SUPPLIED RECORDS
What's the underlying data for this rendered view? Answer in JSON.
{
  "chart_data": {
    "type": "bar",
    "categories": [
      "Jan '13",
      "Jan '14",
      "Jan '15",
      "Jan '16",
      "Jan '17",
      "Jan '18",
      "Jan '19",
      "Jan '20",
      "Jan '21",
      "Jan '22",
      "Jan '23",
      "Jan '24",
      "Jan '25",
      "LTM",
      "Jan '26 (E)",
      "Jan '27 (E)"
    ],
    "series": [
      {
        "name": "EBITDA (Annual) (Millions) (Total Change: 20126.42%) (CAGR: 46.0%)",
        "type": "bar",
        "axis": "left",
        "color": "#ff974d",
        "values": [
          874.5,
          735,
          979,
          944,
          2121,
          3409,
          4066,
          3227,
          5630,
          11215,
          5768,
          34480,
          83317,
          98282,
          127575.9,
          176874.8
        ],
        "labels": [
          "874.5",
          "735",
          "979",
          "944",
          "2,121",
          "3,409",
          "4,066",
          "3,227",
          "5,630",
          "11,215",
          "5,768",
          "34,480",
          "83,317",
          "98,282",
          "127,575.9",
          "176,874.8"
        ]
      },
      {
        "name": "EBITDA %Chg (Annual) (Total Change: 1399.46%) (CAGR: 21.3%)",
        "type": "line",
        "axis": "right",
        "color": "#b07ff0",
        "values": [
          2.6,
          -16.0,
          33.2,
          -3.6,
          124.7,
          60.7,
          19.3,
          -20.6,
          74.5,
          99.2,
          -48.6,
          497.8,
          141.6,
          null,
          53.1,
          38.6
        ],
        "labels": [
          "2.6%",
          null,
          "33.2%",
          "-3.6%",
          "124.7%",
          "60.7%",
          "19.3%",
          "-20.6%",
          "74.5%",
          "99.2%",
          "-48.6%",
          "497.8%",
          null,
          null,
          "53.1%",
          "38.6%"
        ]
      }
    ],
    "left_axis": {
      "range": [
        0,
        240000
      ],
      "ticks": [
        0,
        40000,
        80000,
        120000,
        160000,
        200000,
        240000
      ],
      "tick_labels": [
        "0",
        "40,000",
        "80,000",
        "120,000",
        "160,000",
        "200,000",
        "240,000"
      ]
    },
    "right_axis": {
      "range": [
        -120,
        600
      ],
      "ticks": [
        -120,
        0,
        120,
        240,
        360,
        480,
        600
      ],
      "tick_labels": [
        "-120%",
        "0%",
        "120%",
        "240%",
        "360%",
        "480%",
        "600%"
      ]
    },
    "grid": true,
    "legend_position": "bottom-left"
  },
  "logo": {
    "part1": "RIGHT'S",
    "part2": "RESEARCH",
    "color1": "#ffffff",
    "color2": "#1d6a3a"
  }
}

WHAT IS ASKED
Copy out every line from the data above that has "Annual" in it.

EXERCISE ANSWER
        "name": "EBITDA (Annual) (Millions) (Total Change: 20126.42%) (CAGR: 46.0%)",
        "name": "EBITDA %Chg (Annual) (Total Change: 1399.46%) (CAGR: 21.3%)",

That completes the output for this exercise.